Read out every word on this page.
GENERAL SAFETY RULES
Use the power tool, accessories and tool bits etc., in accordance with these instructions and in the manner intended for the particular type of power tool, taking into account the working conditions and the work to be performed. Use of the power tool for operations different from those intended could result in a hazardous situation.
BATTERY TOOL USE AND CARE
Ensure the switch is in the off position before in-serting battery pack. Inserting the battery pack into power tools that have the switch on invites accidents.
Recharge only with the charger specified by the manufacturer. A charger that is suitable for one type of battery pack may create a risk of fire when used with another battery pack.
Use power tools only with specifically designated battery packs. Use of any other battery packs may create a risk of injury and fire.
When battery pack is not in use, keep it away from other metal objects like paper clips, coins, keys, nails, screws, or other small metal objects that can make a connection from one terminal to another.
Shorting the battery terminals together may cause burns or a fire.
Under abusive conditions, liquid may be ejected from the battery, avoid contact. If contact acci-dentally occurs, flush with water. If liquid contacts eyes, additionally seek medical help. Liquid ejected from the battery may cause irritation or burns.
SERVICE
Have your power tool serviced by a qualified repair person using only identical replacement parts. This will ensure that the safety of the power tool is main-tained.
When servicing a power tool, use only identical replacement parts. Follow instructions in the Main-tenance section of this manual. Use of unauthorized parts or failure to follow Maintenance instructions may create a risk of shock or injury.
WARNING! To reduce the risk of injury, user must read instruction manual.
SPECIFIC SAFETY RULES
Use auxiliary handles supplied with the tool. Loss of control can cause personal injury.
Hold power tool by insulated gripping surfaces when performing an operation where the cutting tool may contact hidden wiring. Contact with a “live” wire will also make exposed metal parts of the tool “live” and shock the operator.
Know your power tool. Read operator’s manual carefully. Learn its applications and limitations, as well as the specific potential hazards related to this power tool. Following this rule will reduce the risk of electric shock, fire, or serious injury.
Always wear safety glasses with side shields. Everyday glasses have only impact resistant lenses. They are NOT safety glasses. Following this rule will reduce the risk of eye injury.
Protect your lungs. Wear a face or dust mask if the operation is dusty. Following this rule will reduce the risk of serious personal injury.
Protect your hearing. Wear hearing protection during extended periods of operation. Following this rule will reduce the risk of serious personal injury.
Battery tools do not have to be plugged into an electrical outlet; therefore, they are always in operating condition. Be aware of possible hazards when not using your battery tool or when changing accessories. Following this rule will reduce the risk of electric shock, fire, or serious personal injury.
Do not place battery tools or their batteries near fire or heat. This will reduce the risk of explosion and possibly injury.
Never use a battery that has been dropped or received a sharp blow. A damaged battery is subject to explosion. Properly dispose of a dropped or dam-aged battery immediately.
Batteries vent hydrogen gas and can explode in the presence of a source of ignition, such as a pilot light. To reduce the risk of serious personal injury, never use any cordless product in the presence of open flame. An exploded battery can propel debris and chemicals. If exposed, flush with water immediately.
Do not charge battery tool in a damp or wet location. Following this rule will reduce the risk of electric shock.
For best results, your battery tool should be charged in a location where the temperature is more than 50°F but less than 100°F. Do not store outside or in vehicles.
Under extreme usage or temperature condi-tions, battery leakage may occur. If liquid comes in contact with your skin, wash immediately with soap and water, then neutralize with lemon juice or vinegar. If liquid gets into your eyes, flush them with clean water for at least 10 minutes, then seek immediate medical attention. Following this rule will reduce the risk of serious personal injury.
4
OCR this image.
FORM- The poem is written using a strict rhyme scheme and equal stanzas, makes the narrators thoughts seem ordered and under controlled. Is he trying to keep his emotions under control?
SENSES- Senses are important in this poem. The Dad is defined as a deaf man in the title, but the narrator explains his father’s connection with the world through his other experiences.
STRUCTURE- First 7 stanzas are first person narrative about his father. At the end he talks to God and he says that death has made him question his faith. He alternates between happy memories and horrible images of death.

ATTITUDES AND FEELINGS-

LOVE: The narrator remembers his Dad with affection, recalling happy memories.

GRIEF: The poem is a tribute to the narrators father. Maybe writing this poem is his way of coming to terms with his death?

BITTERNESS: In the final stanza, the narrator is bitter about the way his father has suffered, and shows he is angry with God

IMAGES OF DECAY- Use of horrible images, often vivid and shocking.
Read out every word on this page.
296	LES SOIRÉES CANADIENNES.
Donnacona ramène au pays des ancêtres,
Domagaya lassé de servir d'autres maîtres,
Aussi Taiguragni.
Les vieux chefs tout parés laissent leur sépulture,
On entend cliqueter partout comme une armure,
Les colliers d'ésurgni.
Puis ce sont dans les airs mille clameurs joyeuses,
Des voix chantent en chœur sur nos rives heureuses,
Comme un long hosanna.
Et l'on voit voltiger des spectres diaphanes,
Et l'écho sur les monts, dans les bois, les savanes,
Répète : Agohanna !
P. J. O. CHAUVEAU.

• [Given problem]: Search the material above for "images". Pull out each line where it shows up.

• [Correct result]:
STRUCTURE- First 7 stanzas are first person narrative about his father. At the end he talks to God and he says that death has made him question his faith. He alternates between happy memories and horrible images of death.
IMAGES OF DECAY- Use of horrible images, often vivid and shocking.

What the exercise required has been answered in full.